***** Record set *****

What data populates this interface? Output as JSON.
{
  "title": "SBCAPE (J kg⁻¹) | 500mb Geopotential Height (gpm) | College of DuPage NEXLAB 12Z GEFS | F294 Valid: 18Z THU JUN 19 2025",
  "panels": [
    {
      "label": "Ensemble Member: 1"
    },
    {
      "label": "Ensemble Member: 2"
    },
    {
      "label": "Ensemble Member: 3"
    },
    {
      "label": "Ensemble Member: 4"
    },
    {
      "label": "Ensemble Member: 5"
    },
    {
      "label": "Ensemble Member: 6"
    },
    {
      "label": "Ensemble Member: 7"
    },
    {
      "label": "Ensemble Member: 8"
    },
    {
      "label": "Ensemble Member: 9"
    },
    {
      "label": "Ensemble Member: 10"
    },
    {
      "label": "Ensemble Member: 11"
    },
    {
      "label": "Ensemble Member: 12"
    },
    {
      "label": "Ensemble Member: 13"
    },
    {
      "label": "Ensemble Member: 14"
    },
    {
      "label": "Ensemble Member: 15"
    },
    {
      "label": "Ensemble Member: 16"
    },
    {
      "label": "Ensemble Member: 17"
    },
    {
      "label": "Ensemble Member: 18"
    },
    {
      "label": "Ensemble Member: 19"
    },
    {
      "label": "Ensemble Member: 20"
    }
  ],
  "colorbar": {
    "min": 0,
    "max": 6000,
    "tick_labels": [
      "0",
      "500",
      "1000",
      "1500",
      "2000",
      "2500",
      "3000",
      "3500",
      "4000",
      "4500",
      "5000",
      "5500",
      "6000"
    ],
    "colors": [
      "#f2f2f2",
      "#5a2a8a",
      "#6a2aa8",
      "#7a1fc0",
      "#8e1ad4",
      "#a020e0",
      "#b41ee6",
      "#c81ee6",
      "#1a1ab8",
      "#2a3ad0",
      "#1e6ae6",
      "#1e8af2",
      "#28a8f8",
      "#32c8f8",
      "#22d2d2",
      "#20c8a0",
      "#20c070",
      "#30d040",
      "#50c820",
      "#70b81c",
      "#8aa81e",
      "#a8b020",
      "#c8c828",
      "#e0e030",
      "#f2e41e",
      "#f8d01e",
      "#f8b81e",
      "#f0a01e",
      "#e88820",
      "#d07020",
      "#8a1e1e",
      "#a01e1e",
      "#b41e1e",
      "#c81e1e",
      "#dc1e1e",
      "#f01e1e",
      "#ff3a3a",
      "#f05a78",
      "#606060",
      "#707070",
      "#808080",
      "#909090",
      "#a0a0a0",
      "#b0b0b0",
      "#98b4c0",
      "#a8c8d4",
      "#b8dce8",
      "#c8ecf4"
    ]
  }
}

*****
***** Record set *****

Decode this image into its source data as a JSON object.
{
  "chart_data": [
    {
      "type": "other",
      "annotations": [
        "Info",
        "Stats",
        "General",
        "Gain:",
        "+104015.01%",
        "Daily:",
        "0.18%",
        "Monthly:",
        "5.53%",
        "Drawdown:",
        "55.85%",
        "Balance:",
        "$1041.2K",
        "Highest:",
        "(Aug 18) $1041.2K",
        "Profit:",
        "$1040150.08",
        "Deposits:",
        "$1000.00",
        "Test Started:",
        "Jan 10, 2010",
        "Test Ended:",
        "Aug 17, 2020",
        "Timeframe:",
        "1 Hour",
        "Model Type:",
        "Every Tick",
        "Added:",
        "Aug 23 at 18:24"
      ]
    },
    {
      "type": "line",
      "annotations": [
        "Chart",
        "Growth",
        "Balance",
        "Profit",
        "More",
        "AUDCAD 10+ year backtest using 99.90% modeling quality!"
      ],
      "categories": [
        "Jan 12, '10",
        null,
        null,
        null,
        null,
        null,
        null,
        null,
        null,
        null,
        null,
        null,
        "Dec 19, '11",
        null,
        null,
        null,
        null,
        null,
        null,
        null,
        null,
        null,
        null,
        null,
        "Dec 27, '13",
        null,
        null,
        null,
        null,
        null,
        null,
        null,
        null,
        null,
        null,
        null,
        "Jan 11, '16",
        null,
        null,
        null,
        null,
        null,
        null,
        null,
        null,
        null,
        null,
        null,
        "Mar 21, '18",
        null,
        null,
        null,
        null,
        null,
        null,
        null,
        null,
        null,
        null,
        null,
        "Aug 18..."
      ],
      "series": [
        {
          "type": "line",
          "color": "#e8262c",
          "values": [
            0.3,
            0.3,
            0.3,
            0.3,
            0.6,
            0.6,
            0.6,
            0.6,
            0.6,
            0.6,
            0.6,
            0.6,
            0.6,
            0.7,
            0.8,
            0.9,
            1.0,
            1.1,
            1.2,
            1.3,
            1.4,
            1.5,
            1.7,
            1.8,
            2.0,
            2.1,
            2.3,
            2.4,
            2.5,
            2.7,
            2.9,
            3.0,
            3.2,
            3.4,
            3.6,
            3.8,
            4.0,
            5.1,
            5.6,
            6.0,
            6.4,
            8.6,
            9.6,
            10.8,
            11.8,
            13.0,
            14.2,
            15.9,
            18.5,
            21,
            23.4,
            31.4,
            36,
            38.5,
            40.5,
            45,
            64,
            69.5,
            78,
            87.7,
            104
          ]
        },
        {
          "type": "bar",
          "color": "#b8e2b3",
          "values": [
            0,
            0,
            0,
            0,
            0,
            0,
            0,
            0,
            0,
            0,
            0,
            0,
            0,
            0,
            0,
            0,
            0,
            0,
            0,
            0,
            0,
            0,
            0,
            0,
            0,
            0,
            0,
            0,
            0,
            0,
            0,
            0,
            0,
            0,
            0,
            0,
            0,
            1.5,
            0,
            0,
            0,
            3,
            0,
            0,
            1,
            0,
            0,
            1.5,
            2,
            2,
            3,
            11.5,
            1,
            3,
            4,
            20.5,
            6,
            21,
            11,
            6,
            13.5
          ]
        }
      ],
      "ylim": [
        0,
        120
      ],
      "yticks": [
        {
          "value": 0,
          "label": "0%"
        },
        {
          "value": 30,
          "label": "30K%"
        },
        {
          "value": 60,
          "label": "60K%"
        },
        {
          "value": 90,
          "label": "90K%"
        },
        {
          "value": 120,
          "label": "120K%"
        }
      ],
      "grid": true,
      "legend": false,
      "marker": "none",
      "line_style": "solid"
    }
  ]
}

*****

Task brief ->
Return every line containing "JSON".

Reply to the task ->
What data populates this interface? Output as JSON.
Decode this image into its source data as a JSON object.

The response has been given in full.